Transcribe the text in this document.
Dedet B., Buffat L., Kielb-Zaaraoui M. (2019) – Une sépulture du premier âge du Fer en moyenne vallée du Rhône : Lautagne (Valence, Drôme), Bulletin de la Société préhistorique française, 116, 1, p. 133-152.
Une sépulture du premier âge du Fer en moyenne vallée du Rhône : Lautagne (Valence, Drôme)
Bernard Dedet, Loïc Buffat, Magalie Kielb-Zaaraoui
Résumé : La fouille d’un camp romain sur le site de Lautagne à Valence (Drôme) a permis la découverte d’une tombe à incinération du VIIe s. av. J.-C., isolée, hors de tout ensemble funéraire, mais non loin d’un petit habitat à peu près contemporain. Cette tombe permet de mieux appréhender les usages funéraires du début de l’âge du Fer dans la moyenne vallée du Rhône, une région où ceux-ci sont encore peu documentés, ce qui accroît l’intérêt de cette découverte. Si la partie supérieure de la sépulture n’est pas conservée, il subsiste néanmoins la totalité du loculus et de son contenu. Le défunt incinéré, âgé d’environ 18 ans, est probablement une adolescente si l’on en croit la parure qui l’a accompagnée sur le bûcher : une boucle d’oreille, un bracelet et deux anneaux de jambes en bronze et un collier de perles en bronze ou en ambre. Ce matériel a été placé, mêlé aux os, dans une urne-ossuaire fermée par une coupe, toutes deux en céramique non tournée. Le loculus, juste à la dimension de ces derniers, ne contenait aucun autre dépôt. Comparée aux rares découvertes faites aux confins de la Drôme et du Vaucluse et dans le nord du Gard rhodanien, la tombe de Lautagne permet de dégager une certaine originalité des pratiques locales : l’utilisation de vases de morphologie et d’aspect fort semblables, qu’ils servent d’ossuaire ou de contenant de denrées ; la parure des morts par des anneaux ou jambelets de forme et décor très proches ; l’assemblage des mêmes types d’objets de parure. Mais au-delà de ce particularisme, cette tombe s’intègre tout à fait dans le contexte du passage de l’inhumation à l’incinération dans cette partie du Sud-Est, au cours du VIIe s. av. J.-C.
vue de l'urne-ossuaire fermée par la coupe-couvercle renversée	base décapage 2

──────────

Required work:
Collect each line containing the string "premier".

Right answer:
Dedet B., Buffat L., Kielb-Zaaraoui M. (2019) – Une sépulture du premier âge du Fer en moyenne vallée du Rhône : Lautagne (Valence, Drôme), Bulletin de la Société préhistorique française, 116, 1, p. 133-152.
Une sépulture du premier âge du Fer en moyenne vallée du Rhône : Lautagne (Valence, Drôme)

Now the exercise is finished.